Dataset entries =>
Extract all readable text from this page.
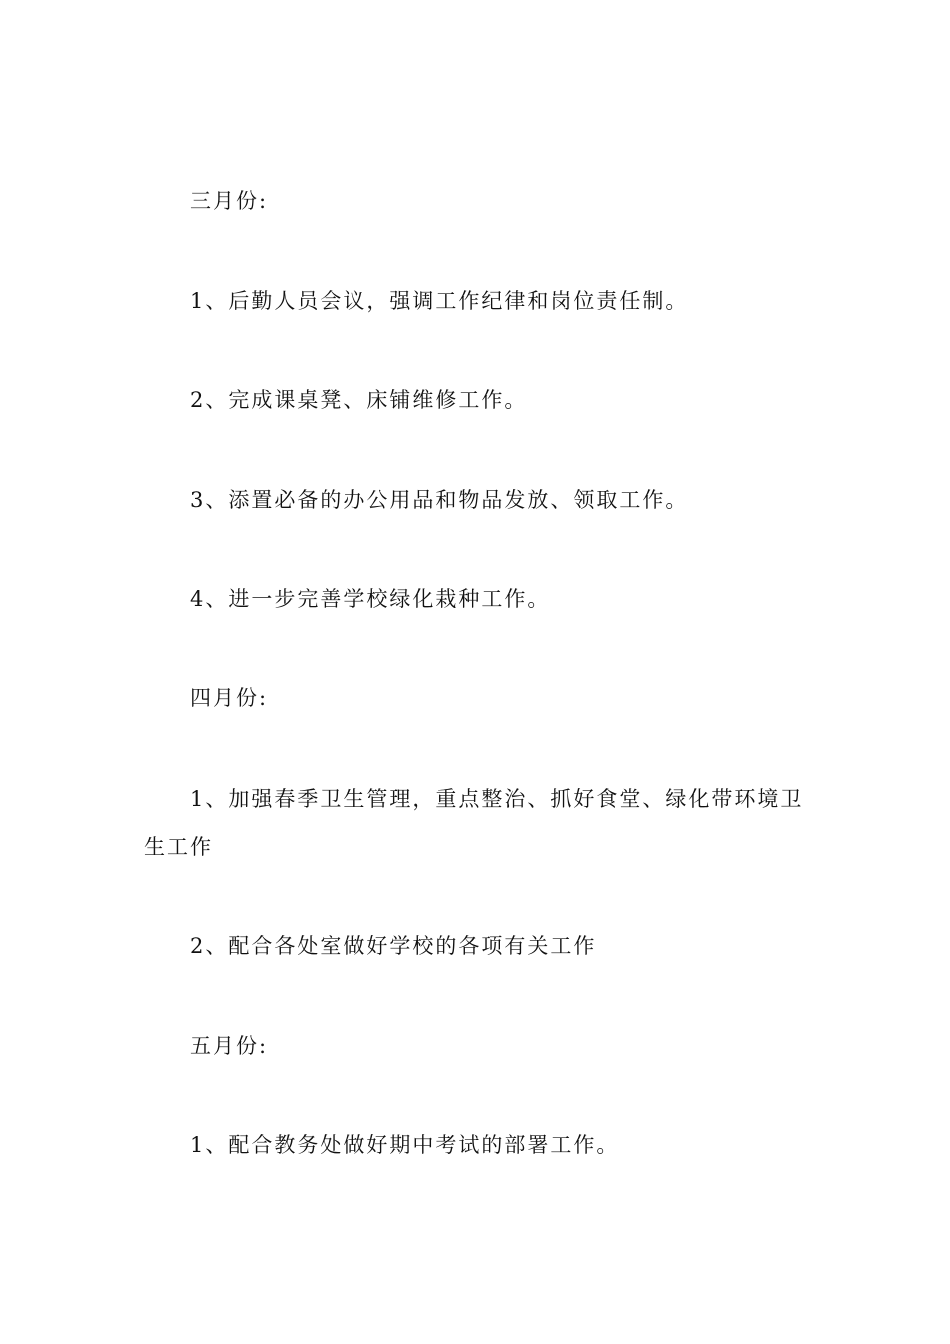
三月份:

1、后勤人员会议，强调工作纪律和岗位责任制。

2、完成课桌凳、床铺维修工作。

3、添置必备的办公用品和物品发放、领取工作。

4、进一步完善学校绿化栽种工作。

四月份:

1、加强春季卫生管理，重点整治、抓好食堂、绿化带环境卫生工作

2、配合各处室做好学校的各项有关工作

五月份:

1、配合教务处做好期中考试的部署工作。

Exercise prompt =>
Every line of the data should be copied as it stands, without the images.

Answer =>
Extract all readable text from this page.
三月份:

1、后勤人员会议，强调工作纪律和岗位责任制。

2、完成课桌凳、床铺维修工作。

3、添置必备的办公用品和物品发放、领取工作。

4、进一步完善学校绿化栽种工作。

四月份:

1、加强春季卫生管理，重点整治、抓好食堂、绿化带环境卫生工作

2、配合各处室做好学校的各项有关工作

五月份:

1、配合教务处做好期中考试的部署工作。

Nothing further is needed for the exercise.